→ THE EXERCISE: Reproduce the listing exactly, with no pictures in your copy.

:::::

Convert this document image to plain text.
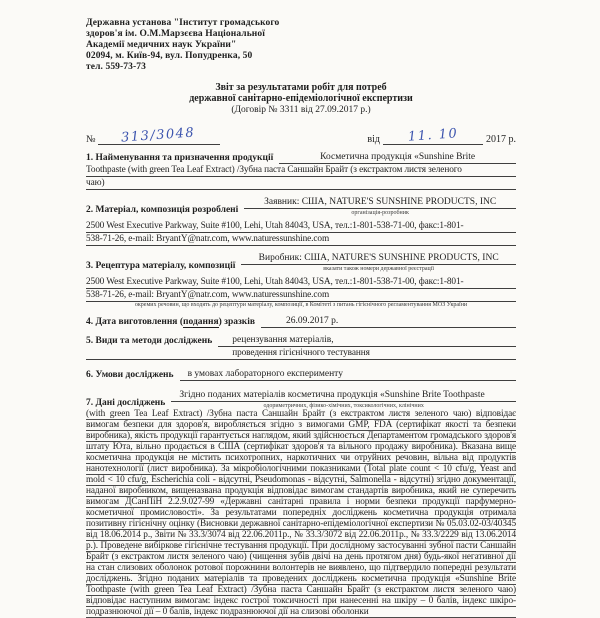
Державна установа "Інститут громадського
здоров'я ім. О.М.Марзєєва Національної
Академії медичних наук України"
02094, м. Київ-94, вул. Попудренка, 50
тел. 559-73-73
Звіт за результатами робіт для потреб
державної санітарно-епідеміологічної експертизи
(Договір № 3311 від 27.09.2017 р.)
№	313/3048	від	11. 10	2017 р.
1. Найменування та призначення продукції	Косметична продукція «Sunshine Brite
Toothpaste (with green Tea Leaf Extract) /Зубна паста Саншайн Брайт (з екстрактом листя зеленого
чаю)
2. Матеріал, композиція розроблені
Заявник: США, NATURE'S SUNSHINE PRODUCTS, INC
організація-розробник
2500 West Executive Parkway, Suite #100, Lehi, Utah 84043, USA, тел.:1-801-538-71-00, факс:1-801-
538-71-26, e-mail: BryantY@natr.com, www.naturessunshine.com
3. Рецептура матеріалу, композиції
Виробник: США, NATURE'S SUNSHINE PRODUCTS, INC
вказати також номери державної реєстрації
2500 West Executive Parkway, Suite #100, Lehi, Utah 84043, USA, тел.:1-801-538-71-00, факс:1-801-
538-71-26, e-mail: BryantY@natr.com, www.naturessunshine.com
окремих речовин, що входять до рецептури матеріалу, композиції, в Комітеті з питань гігієнічного регламентування МОЗ України
4. Дата виготовлення (подання) зразків	26.09.2017 р.
5. Види та методи досліджень	рецензування матеріалів,
проведення гігієнічного тестування
6. Умови досліджень	в умовах лабораторного експерименту
7. Дані досліджень
Згідно поданих матеріалів косметична продукція «Sunshine Brite Toothpaste
одориметричних, фізико-хімічних, токсикологічних, клінічних
(with green Tea Leaf Extract) /Зубна паста Саншайн Брайт (з екстрактом листя зеленого чаю) відповідає вимогам безпеки для здоров'я, виробляється згідно з вимогами GMP, FDA (сертифікат якості та безпеки виробника), якість продукції гарантується наглядом, який здійснюється Департаментом громадського здоров'я штату Юта, вільно продається в США (сертифікат здоров'я та вільного продажу виробника). Вказана вище косметична продукція не містить психотропних, наркотичних чи отруйних речовин, вільна від продуктів нанотехнології (лист виробника). За мікробіологічними показниками (Total plate count < 10 cfu/g, Yeast and mold < 10 cfu/g, Escherichia coli - відсутні, Pseudomonas - відсутні, Salmonella - відсутні) згідно документації, наданої виробником, вищеназвана продукція відповідає вимогам стандартів виробника, який не суперечить вимогам ДСанПіН 2.2.9.027-99 «Державні санітарні правила і норми безпеки продукції парфумерно-косметичної промисловості». За результатами попередніх досліджень косметична продукція отримала позитивну гігієнічну оцінку (Висновки державної санітарно-епідеміологічної експертизи № 05.03.02-03/40345 від 18.06.2014 р., Звіти № 33.3/3074 від 22.06.2011р., № 33.3/3072 від 22.06.2011р., № 33.3/2229 від 13.06.2014 р.). Проведене вибіркове гігієнічне тестування продукції. При дослідному застосуванні зубної пасти Саншайн Брайт (з екстрактом листя зеленого чаю) (чищення зубів двічі на день протягом дня) будь-якої негативної дії на стан слизових оболонок ротової порожнини волонтерів не виявлено, що підтвердило попередні результати досліджень. Згідно поданих матеріалів та проведених досліджень косметична продукція «Sunshine Brite Toothpaste (with green Tea Leaf Extract) /Зубна паста Саншайн Брайт (з екстрактом листя зеленого чаю) відповідає наступним вимогам: індекс гострої токсичності при нанесенні на шкіру – 0 балів, індекс шкіро-подразнюючої дії – 0 балів, індекс подразнюючої дії на слизові оболонки
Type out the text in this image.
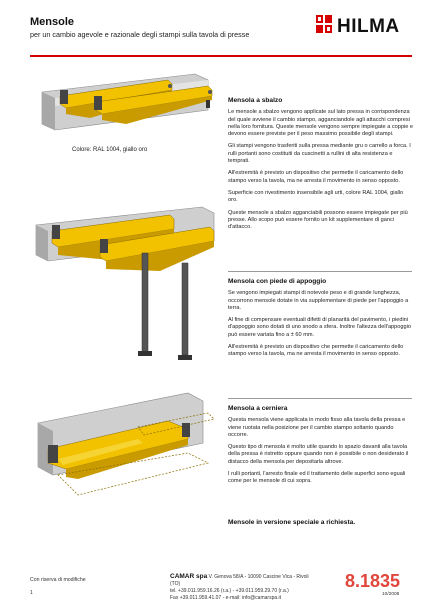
Mensole
per un cambio agevole e razionale degli stampi sulla tavola di presse	HILMA
Colore: RAL 1004, giallo oro
Mensola a sbalzo

Le mensole a sbalzo vengono applicate sul lato pressa in corrispondenza del quale avviene il cambio stampo, agganciandole agli attacchi compresi nella loro fornitura. Queste mensole vengono sempre impiegate a coppie e devono essere previste per il peso massimo possibile degli stampi.

Gli stampi vengono trasferiti sulla pressa mediante gru o carrello a forca. I rulli portanti sono costituiti da cuscinetti a rullini di alta resistenza e temprati.

All'estremità è previsto un dispositivo che permette il caricamento dello stampo verso la tavola, ma ne arresta il movimento in senso opposto.

Superficie con rivestimento insensibile agli urti, colore RAL 1004, giallo oro.

Queste mensole a sbalzo agganciabili possono essere impiegate per più presse. Allo scopo può essere fornito un kit supplementare di ganci d'attacco.

Mensola con piede di appoggio

Se vengono impiegati stampi di notevole peso e di grande lunghezza, occorrono mensole dotate in via supplementare di piede per l'appoggio a terra.

Al fine di compensare eventuali difetti di planarità del pavimento, i piedini d'appoggio sono dotati di uno snodo a sfera. Inoltre l'altezza dell'appoggio può essere variata fino a ± 60 mm.

All'estremità è previsto un dispositivo che permette il caricamento dello stampo verso la tavola, ma ne arresta il movimento in senso opposto.

Mensola a cerniera

Questa mensola viene applicata in modo fisso alla tavola della pressa e viene ruotata nella posizione per il cambio stampo soltanto quando occorre.

Questo tipo di mensola è molto utile quando lo spazio davanti alla tavola della pressa è ristretto oppure quando non è possibile o non desiderato il distacco della mensola per depositarla altrove.

I rulli portanti, l'arresto finale ed il trattamento delle superfici sono eguali come per le mensole di cui sopra.

Mensole in versione speciale a richiesta.
Con riserva di modifiche
1
CAMAR spa V. Genova 58/A - 10090 Cascine Vica - Rivoli (TO)
tel. +39.011.959.16.26 (r.a.) - +39.011.959.29.70 (r.a.)
Fax +39.011.959.41.07 - e-mail: info@camarspa.it
8.1835
10/2008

:::::

→ REPLY TO THE EXERCISE:
Convert this document image to plain text.
Державна установа "Інститут громадського
здоров'я ім. О.М.Марзєєва Національної
Академії медичних наук України"
02094, м. Київ-94, вул. Попудренка, 50
тел. 559-73-73
Звіт за результатами робіт для потреб
державної санітарно-епідеміологічної експертизи
(Договір № 3311 від 27.09.2017 р.)
№	313/3048	від	11. 10	2017 р.
1. Найменування та призначення продукції	Косметична продукція «Sunshine Brite
Toothpaste (with green Tea Leaf Extract) /Зубна паста Саншайн Брайт (з екстрактом листя зеленого
чаю)
2. Матеріал, композиція розроблені
Заявник: США, NATURE'S SUNSHINE PRODUCTS, INC
організація-розробник
2500 West Executive Parkway, Suite #100, Lehi, Utah 84043, USA, тел.:1-801-538-71-00, факс:1-801-
538-71-26, e-mail: BryantY@natr.com, www.naturessunshine.com
3. Рецептура матеріалу, композиції
Виробник: США, NATURE'S SUNSHINE PRODUCTS, INC
вказати також номери державної реєстрації
2500 West Executive Parkway, Suite #100, Lehi, Utah 84043, USA, тел.:1-801-538-71-00, факс:1-801-
538-71-26, e-mail: BryantY@natr.com, www.naturessunshine.com
окремих речовин, що входять до рецептури матеріалу, композиції, в Комітеті з питань гігієнічного регламентування МОЗ України
4. Дата виготовлення (подання) зразків	26.09.2017 р.
5. Види та методи досліджень	рецензування матеріалів,
проведення гігієнічного тестування
6. Умови досліджень	в умовах лабораторного експерименту
7. Дані досліджень
Згідно поданих матеріалів косметична продукція «Sunshine Brite Toothpaste
одориметричних, фізико-хімічних, токсикологічних, клінічних
(with green Tea Leaf Extract) /Зубна паста Саншайн Брайт (з екстрактом листя зеленого чаю) відповідає вимогам безпеки для здоров'я, виробляється згідно з вимогами GMP, FDA (сертифікат якості та безпеки виробника), якість продукції гарантується наглядом, який здійснюється Департаментом громадського здоров'я штату Юта, вільно продається в США (сертифікат здоров'я та вільного продажу виробника). Вказана вище косметична продукція не містить психотропних, наркотичних чи отруйних речовин, вільна від продуктів нанотехнології (лист виробника). За мікробіологічними показниками (Total plate count < 10 cfu/g, Yeast and mold < 10 cfu/g, Escherichia coli - відсутні, Pseudomonas - відсутні, Salmonella - відсутні) згідно документації, наданої виробником, вищеназвана продукція відповідає вимогам стандартів виробника, який не суперечить вимогам ДСанПіН 2.2.9.027-99 «Державні санітарні правила і норми безпеки продукції парфумерно-косметичної промисловості». За результатами попередніх досліджень косметична продукція отримала позитивну гігієнічну оцінку (Висновки державної санітарно-епідеміологічної експертизи № 05.03.02-03/40345 від 18.06.2014 р., Звіти № 33.3/3074 від 22.06.2011р., № 33.3/3072 від 22.06.2011р., № 33.3/2229 від 13.06.2014 р.). Проведене вибіркове гігієнічне тестування продукції. При дослідному застосуванні зубної пасти Саншайн Брайт (з екстрактом листя зеленого чаю) (чищення зубів двічі на день протягом дня) будь-якої негативної дії на стан слизових оболонок ротової порожнини волонтерів не виявлено, що підтвердило попередні результати досліджень. Згідно поданих матеріалів та проведених досліджень косметична продукція «Sunshine Brite Toothpaste (with green Tea Leaf Extract) /Зубна паста Саншайн Брайт (з екстрактом листя зеленого чаю) відповідає наступним вимогам: індекс гострої токсичності при нанесенні на шкіру – 0 балів, індекс шкіро-подразнюючої дії – 0 балів, індекс подразнюючої дії на слизові оболонки
Type out the text in this image.
Mensole
per un cambio agevole e razionale degli stampi sulla tavola di presse	HILMA
Colore: RAL 1004, giallo oro
Mensola a sbalzo

Le mensole a sbalzo vengono applicate sul lato pressa in corrispondenza del quale avviene il cambio stampo, agganciandole agli attacchi compresi nella loro fornitura. Queste mensole vengono sempre impiegate a coppie e devono essere previste per il peso massimo possibile degli stampi.

Gli stampi vengono trasferiti sulla pressa mediante gru o carrello a forca. I rulli portanti sono costituiti da cuscinetti a rullini di alta resistenza e temprati.

All'estremità è previsto un dispositivo che permette il caricamento dello stampo verso la tavola, ma ne arresta il movimento in senso opposto.

Superficie con rivestimento insensibile agli urti, colore RAL 1004, giallo oro.

Queste mensole a sbalzo agganciabili possono essere impiegate per più presse. Allo scopo può essere fornito un kit supplementare di ganci d'attacco.

Mensola con piede di appoggio

Se vengono impiegati stampi di notevole peso e di grande lunghezza, occorrono mensole dotate in via supplementare di piede per l'appoggio a terra.

Al fine di compensare eventuali difetti di planarità del pavimento, i piedini d'appoggio sono dotati di uno snodo a sfera. Inoltre l'altezza dell'appoggio può essere variata fino a ± 60 mm.

All'estremità è previsto un dispositivo che permette il caricamento dello stampo verso la tavola, ma ne arresta il movimento in senso opposto.

Mensola a cerniera

Questa mensola viene applicata in modo fisso alla tavola della pressa e viene ruotata nella posizione per il cambio stampo soltanto quando occorre.

Questo tipo di mensola è molto utile quando lo spazio davanti alla tavola della pressa è ristretto oppure quando non è possibile o non desiderato il distacco della mensola per depositarla altrove.

I rulli portanti, l'arresto finale ed il trattamento delle superfici sono eguali come per le mensole di cui sopra.

Mensole in versione speciale a richiesta.
Con riserva di modifiche
1
CAMAR spa V. Genova 58/A - 10090 Cascine Vica - Rivoli (TO)
tel. +39.011.959.16.26 (r.a.) - +39.011.959.29.70 (r.a.)
Fax +39.011.959.41.07 - e-mail: info@camarspa.it
8.1835
10/2008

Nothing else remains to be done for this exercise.